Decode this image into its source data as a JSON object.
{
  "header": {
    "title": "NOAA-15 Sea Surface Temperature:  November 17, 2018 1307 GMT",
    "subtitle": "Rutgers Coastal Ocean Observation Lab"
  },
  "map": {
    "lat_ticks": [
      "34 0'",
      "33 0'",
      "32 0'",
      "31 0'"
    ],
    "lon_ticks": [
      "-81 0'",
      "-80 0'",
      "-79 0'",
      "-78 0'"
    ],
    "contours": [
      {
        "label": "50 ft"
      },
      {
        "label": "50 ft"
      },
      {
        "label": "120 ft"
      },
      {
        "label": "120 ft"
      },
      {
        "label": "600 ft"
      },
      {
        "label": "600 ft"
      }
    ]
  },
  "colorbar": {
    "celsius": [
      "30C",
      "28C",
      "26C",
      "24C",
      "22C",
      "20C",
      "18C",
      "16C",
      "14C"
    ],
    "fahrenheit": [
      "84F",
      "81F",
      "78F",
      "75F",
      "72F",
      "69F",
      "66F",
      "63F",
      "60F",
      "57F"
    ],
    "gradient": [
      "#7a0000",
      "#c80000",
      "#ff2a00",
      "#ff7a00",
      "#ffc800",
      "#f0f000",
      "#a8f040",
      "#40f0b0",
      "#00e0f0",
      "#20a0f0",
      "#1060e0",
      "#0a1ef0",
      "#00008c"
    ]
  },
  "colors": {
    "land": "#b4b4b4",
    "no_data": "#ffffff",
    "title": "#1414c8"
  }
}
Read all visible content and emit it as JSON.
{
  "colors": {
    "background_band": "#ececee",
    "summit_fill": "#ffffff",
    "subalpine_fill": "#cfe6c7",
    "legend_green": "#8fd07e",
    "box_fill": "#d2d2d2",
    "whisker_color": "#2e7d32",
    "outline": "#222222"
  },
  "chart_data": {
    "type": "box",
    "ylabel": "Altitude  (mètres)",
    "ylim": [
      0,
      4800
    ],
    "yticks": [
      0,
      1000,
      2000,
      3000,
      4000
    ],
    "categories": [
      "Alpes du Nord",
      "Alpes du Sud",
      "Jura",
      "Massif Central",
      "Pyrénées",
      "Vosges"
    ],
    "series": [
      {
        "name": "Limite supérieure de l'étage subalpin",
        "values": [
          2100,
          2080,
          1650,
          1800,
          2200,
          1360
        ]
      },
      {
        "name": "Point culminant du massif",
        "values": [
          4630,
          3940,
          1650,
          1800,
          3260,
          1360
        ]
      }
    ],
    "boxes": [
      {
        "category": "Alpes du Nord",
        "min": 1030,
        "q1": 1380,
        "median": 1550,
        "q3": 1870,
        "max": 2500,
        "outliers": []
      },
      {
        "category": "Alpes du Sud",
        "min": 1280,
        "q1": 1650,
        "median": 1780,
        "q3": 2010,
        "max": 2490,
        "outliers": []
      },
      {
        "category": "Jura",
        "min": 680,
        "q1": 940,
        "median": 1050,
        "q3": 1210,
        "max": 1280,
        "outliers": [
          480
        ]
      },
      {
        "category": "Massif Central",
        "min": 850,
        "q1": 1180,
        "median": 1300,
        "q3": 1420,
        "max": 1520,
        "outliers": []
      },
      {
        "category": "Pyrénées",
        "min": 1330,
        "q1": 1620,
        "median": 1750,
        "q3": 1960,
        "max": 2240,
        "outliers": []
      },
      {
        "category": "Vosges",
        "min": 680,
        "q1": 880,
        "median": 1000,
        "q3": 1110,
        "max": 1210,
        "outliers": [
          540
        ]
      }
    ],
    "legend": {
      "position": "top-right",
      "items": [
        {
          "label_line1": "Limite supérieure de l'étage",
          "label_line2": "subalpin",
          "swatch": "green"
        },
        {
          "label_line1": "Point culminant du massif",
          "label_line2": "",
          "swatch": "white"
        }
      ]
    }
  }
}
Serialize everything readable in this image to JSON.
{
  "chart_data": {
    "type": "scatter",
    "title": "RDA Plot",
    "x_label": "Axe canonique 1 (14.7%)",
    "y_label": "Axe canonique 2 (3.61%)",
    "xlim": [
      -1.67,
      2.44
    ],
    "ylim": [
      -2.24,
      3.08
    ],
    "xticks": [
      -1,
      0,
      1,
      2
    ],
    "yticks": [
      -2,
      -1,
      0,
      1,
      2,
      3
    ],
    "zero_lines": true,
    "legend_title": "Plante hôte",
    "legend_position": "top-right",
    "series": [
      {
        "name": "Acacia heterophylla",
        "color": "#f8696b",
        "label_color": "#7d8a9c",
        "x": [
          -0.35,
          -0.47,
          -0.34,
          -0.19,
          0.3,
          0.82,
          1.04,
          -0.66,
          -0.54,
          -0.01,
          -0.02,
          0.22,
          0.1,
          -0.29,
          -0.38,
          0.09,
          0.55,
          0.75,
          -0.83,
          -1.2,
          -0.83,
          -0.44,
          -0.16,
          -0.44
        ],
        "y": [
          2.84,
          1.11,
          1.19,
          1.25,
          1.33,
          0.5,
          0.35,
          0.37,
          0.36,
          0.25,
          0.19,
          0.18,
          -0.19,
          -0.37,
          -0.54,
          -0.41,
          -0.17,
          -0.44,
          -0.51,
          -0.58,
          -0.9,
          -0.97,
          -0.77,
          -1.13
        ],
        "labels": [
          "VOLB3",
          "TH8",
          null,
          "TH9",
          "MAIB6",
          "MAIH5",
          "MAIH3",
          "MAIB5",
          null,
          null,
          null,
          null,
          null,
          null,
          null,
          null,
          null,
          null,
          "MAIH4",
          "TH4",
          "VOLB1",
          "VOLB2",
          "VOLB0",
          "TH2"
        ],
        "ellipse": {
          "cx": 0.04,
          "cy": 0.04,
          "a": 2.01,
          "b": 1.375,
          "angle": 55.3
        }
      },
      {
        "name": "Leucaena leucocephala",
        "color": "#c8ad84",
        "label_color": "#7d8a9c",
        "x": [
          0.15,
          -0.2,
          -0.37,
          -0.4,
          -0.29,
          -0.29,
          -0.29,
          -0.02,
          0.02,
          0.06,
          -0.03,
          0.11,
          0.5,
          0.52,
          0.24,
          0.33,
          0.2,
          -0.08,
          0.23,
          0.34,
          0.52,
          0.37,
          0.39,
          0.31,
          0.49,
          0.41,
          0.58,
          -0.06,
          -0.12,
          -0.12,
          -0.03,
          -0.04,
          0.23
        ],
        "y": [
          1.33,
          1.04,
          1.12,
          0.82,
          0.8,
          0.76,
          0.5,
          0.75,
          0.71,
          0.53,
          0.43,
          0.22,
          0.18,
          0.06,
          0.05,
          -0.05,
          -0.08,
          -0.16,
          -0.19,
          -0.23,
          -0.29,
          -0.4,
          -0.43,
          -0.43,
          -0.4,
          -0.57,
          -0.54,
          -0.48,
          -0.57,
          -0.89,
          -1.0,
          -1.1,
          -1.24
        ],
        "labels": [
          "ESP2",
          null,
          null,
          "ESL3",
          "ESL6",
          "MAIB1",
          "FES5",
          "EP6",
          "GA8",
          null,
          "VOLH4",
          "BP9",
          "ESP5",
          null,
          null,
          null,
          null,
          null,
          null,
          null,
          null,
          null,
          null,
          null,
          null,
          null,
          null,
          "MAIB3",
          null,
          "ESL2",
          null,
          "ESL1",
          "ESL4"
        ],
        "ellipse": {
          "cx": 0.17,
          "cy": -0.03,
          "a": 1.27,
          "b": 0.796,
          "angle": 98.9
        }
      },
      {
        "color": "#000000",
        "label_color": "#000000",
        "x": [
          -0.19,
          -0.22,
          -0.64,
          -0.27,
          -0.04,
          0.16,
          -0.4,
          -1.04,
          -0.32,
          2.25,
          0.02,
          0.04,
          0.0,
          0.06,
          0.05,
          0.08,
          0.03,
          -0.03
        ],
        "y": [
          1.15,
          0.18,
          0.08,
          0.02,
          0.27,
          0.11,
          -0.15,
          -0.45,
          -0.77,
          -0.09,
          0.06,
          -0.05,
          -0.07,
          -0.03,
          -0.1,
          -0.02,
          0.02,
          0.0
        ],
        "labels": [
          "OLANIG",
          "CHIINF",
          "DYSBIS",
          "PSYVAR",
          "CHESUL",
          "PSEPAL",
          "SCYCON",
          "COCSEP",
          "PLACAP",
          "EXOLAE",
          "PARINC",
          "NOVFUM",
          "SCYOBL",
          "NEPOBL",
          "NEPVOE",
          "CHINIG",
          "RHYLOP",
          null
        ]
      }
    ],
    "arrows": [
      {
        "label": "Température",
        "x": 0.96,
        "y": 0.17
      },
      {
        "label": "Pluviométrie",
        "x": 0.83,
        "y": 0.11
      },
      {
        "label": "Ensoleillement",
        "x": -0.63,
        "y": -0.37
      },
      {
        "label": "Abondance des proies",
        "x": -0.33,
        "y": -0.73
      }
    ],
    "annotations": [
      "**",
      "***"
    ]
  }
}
= = =
Single out each line of the records above with the string "name" in it, and copy it.

Task output:
        "name": "Limite supérieure de l'étage subalpin",
        "name": "Point culminant du massif",
        "name": "Acacia heterophylla",
        "name": "Leucaena leucocephala",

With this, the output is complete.